THE RECORDS –

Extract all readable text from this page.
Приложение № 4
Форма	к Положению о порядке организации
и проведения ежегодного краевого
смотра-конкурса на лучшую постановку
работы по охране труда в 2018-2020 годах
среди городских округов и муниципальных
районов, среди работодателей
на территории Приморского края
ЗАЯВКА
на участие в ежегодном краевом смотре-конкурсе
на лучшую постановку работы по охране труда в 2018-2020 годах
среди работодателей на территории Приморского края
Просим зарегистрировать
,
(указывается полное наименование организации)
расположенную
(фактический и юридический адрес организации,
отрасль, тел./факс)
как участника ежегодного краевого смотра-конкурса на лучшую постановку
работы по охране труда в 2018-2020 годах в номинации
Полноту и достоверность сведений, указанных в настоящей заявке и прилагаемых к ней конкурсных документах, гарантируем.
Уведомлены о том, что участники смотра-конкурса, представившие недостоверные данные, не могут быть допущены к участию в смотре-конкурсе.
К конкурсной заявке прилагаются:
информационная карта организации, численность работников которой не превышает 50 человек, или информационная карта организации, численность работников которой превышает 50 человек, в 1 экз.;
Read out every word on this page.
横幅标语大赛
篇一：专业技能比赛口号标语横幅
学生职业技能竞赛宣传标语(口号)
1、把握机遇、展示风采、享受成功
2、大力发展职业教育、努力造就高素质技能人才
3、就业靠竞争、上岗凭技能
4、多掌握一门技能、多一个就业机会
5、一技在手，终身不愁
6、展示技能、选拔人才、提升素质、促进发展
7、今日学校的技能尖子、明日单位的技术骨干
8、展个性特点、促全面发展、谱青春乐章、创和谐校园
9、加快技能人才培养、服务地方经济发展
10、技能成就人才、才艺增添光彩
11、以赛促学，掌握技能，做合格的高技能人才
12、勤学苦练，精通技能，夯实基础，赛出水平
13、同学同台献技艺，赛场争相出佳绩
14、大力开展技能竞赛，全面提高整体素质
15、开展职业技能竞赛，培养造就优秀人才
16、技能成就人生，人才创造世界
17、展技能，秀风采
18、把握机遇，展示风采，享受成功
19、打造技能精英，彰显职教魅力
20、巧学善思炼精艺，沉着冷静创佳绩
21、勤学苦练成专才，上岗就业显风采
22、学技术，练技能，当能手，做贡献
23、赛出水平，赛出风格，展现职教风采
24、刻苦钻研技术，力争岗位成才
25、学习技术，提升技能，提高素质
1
--
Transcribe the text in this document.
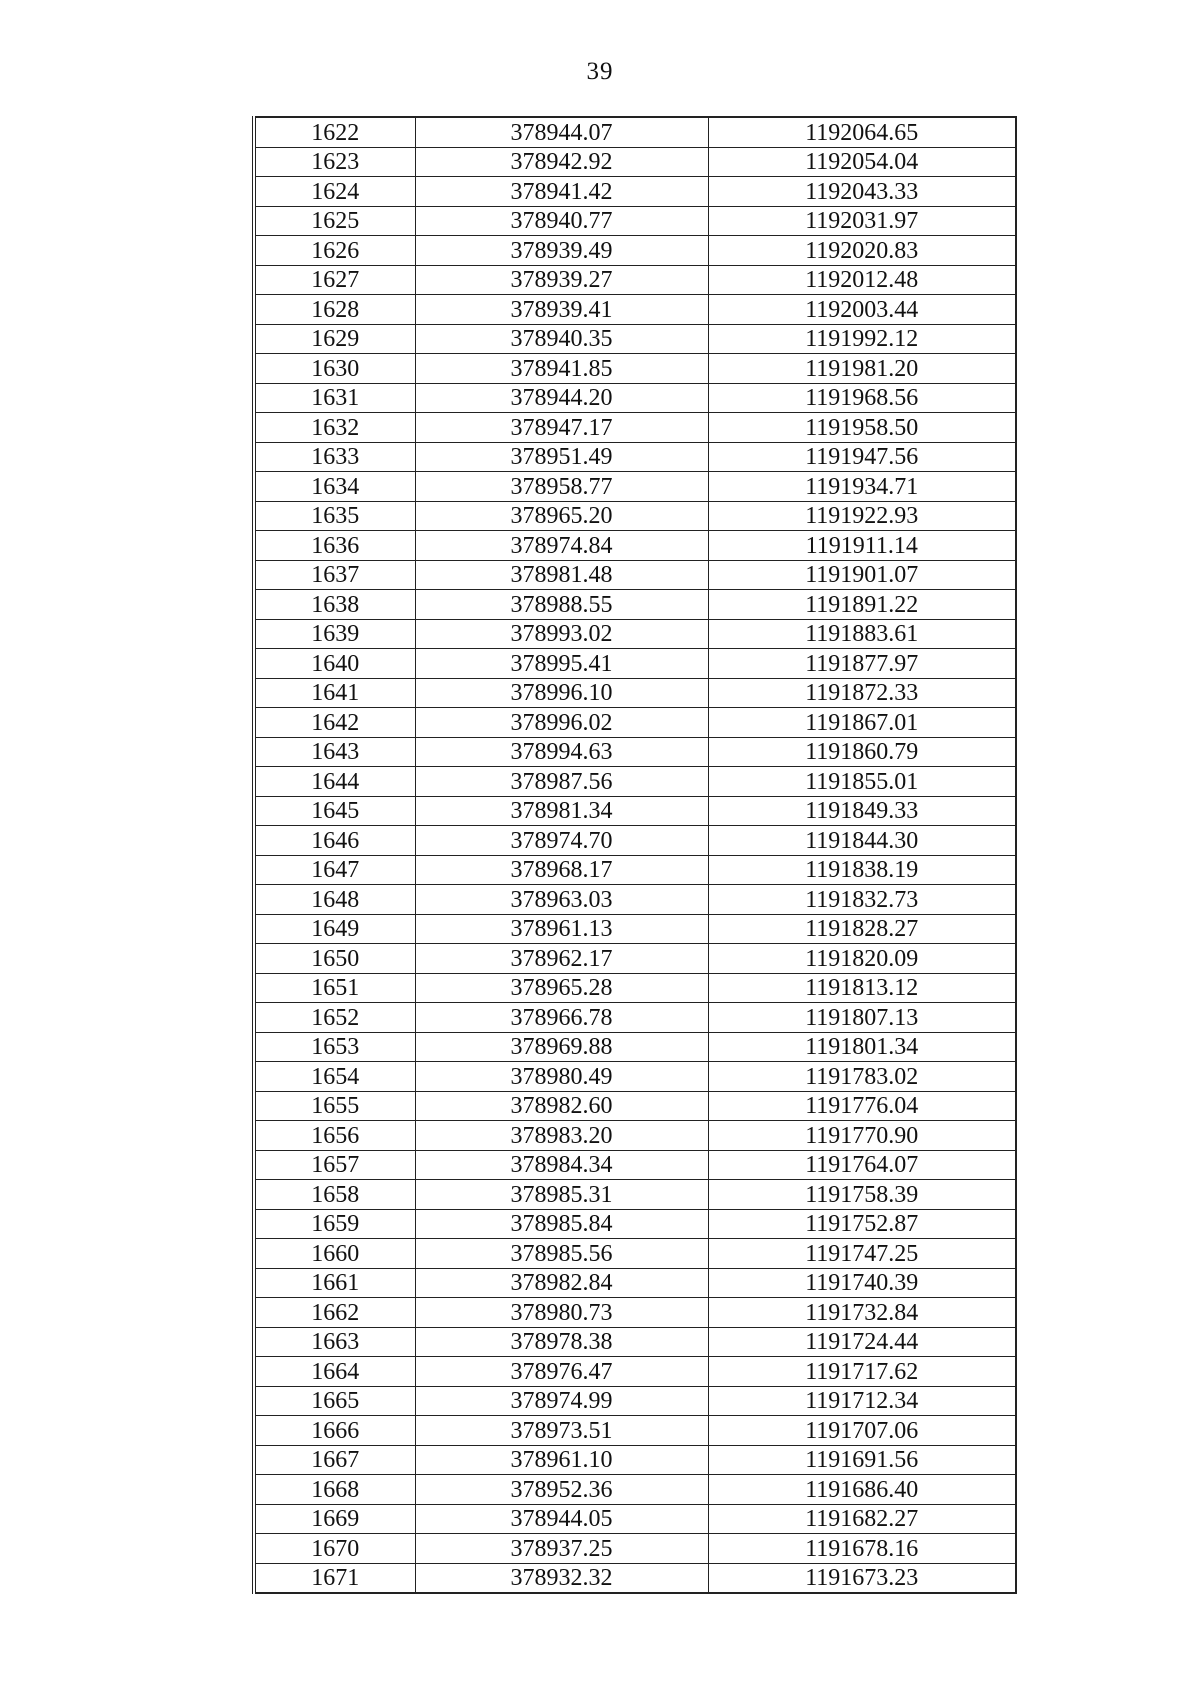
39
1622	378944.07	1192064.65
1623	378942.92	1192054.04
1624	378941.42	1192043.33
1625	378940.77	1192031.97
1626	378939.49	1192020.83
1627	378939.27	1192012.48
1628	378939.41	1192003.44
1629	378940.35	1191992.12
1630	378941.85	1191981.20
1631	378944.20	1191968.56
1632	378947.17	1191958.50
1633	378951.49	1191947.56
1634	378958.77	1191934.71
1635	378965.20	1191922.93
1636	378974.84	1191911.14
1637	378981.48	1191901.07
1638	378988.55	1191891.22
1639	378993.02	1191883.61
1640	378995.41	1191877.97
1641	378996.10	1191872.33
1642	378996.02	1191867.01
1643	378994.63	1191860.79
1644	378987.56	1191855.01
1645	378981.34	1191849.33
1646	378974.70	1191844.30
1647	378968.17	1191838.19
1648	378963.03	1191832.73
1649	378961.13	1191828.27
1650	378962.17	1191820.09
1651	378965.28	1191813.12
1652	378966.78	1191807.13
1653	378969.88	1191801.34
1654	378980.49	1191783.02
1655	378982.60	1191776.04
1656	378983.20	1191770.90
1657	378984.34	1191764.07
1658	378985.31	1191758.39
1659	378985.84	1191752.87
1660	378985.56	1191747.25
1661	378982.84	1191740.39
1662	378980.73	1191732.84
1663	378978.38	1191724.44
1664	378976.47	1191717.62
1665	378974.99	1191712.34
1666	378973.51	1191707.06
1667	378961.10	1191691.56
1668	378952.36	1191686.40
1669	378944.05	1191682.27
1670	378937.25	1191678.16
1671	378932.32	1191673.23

WHAT YOU ARE ASKED TO DO –
Each line with the string "работы" in it needs to be found and copied.

ANSWER BELOW –
работы по охране труда в 2018-2020 годах
на лучшую постановку работы по охране труда в 2018-2020 годах
работы по охране труда в 2018-2020 годах в номинации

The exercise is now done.